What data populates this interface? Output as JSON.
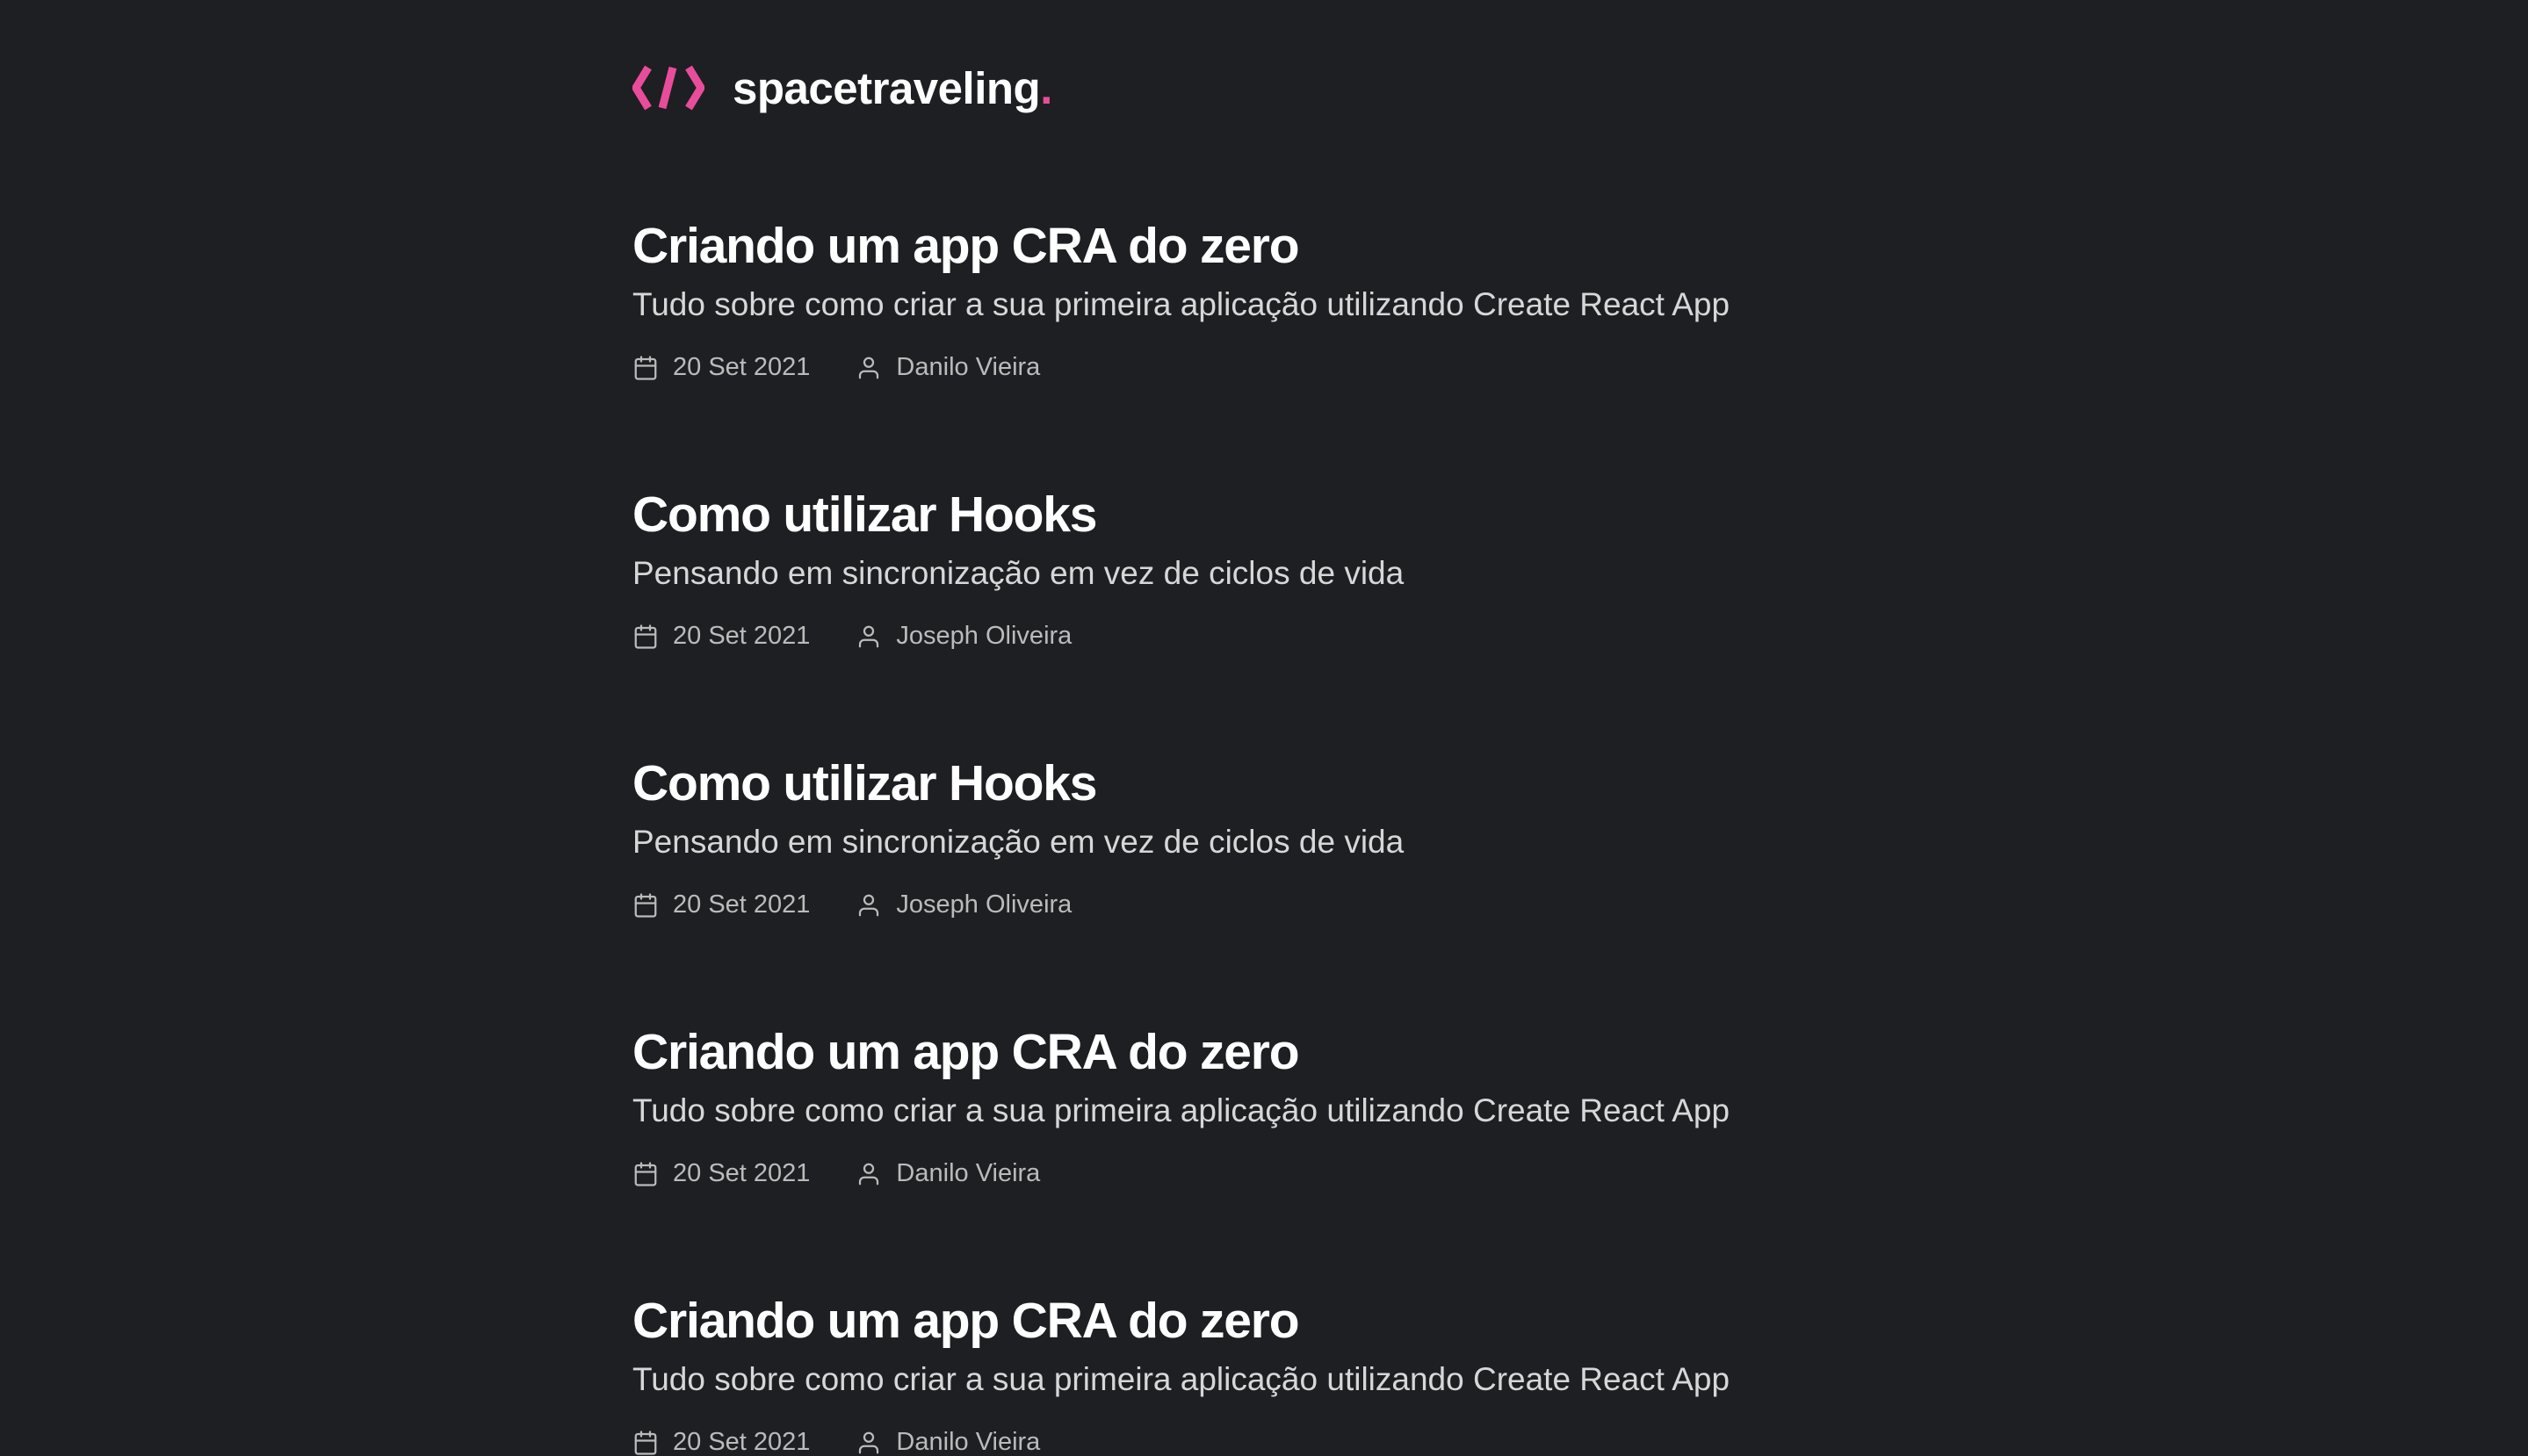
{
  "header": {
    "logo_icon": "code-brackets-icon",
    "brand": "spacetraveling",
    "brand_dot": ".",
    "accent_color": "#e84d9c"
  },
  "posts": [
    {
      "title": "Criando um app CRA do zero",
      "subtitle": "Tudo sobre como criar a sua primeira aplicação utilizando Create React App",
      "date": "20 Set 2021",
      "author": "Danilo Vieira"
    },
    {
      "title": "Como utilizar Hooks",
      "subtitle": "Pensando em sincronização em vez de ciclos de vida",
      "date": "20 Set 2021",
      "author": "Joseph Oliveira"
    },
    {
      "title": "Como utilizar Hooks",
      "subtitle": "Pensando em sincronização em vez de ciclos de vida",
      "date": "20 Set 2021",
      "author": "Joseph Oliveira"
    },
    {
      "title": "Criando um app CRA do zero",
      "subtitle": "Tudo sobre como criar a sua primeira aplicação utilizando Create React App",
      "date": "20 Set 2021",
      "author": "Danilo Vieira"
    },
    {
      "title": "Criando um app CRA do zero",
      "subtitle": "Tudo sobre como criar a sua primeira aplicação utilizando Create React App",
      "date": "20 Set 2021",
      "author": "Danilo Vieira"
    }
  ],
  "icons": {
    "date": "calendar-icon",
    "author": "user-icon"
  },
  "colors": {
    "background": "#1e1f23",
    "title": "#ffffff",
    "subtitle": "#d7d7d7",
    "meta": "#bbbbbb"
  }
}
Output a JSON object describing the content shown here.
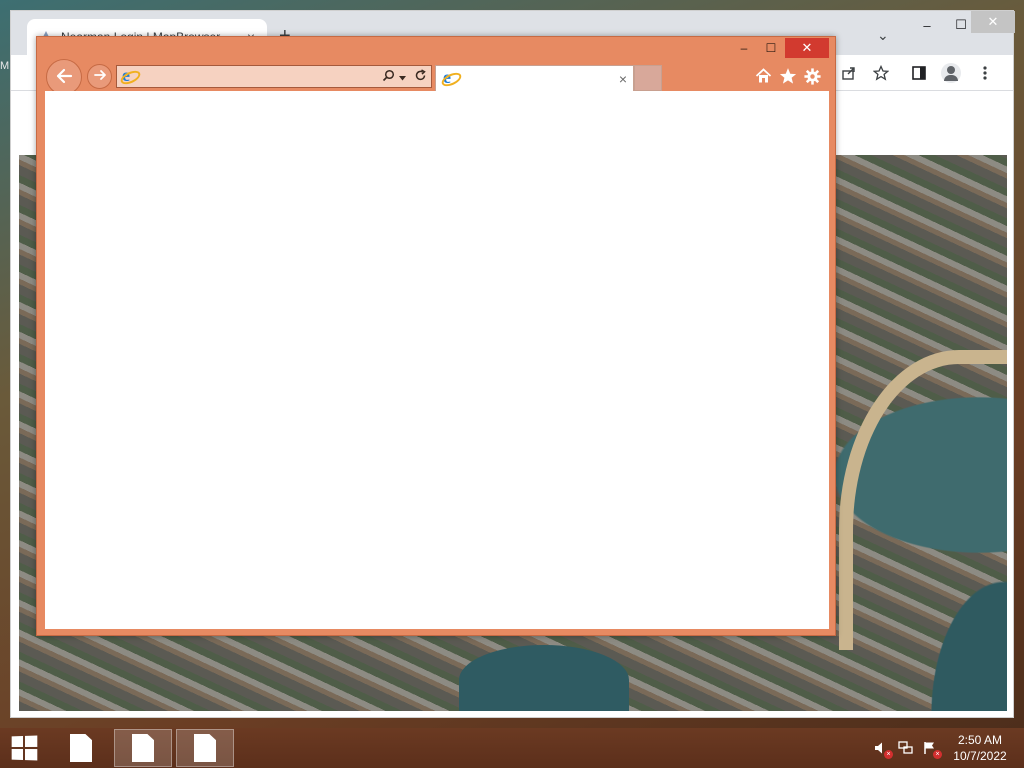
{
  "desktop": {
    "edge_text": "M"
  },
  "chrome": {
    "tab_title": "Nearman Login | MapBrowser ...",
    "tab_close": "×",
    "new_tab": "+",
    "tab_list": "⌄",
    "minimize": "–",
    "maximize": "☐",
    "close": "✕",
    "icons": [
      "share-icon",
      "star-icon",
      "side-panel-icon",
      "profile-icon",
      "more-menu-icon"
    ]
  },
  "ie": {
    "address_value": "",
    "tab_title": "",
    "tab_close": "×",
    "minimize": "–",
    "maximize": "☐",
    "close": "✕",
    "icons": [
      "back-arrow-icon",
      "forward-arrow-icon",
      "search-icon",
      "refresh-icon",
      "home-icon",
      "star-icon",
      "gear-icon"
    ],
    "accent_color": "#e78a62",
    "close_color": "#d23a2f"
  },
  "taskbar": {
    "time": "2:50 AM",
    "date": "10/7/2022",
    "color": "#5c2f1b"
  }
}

----

**What is required**
Copy the final stretch of lines, starting at the one that holds "Output a JSON" and ending at the last line of the data, exactly; omit pictures.

**Task result**
Output a JSON object describing the content shown here.
{
  "desktop": {
    "edge_text": "M"
  },
  "chrome": {
    "tab_title": "Nearman Login | MapBrowser ...",
    "tab_close": "×",
    "new_tab": "+",
    "tab_list": "⌄",
    "minimize": "–",
    "maximize": "☐",
    "close": "✕",
    "icons": [
      "share-icon",
      "star-icon",
      "side-panel-icon",
      "profile-icon",
      "more-menu-icon"
    ]
  },
  "ie": {
    "address_value": "",
    "tab_title": "",
    "tab_close": "×",
    "minimize": "–",
    "maximize": "☐",
    "close": "✕",
    "icons": [
      "back-arrow-icon",
      "forward-arrow-icon",
      "search-icon",
      "refresh-icon",
      "home-icon",
      "star-icon",
      "gear-icon"
    ],
    "accent_color": "#e78a62",
    "close_color": "#d23a2f"
  },
  "taskbar": {
    "time": "2:50 AM",
    "date": "10/7/2022",
    "color": "#5c2f1b"
  }
}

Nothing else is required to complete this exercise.